— AIM OF THE EXERCISE —
Reproduce all of the data below without alteration; exclude every picture.

— EXERCISE INPUTS —
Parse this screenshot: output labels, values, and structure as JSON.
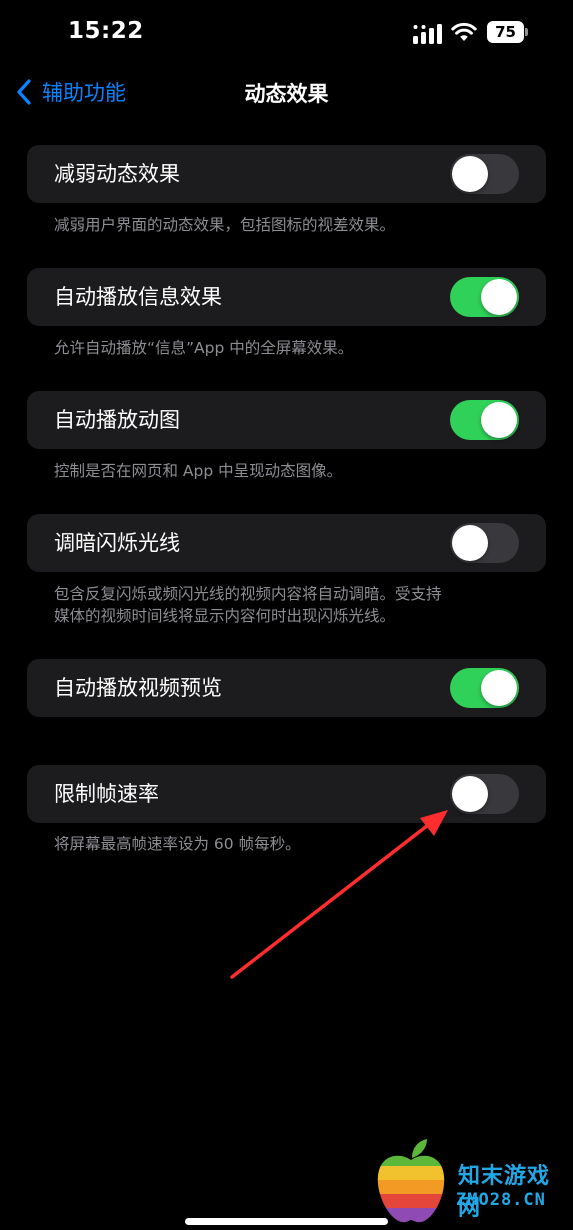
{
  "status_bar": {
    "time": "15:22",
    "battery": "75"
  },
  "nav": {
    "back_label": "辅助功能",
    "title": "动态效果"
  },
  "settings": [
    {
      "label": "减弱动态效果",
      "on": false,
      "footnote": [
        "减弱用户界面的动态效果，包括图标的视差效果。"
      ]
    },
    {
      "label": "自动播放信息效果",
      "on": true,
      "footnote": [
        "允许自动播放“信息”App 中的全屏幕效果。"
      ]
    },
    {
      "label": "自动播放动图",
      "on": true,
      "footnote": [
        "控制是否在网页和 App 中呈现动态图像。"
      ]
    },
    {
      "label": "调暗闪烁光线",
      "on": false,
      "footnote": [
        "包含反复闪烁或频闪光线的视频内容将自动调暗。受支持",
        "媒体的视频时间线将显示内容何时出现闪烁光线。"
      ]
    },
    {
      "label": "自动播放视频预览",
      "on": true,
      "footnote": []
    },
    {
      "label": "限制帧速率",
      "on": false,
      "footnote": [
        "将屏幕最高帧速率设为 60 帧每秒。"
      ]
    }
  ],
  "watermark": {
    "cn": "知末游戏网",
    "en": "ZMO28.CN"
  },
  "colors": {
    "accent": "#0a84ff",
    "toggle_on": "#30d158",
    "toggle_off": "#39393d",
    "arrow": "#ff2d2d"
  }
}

— OUTPUT —
Parse this screenshot: output labels, values, and structure as JSON.
{
  "status_bar": {
    "time": "15:22",
    "battery": "75"
  },
  "nav": {
    "back_label": "辅助功能",
    "title": "动态效果"
  },
  "settings": [
    {
      "label": "减弱动态效果",
      "on": false,
      "footnote": [
        "减弱用户界面的动态效果，包括图标的视差效果。"
      ]
    },
    {
      "label": "自动播放信息效果",
      "on": true,
      "footnote": [
        "允许自动播放“信息”App 中的全屏幕效果。"
      ]
    },
    {
      "label": "自动播放动图",
      "on": true,
      "footnote": [
        "控制是否在网页和 App 中呈现动态图像。"
      ]
    },
    {
      "label": "调暗闪烁光线",
      "on": false,
      "footnote": [
        "包含反复闪烁或频闪光线的视频内容将自动调暗。受支持",
        "媒体的视频时间线将显示内容何时出现闪烁光线。"
      ]
    },
    {
      "label": "自动播放视频预览",
      "on": true,
      "footnote": []
    },
    {
      "label": "限制帧速率",
      "on": false,
      "footnote": [
        "将屏幕最高帧速率设为 60 帧每秒。"
      ]
    }
  ],
  "watermark": {
    "cn": "知末游戏网",
    "en": "ZMO28.CN"
  },
  "colors": {
    "accent": "#0a84ff",
    "toggle_on": "#30d158",
    "toggle_off": "#39393d",
    "arrow": "#ff2d2d"
  }
}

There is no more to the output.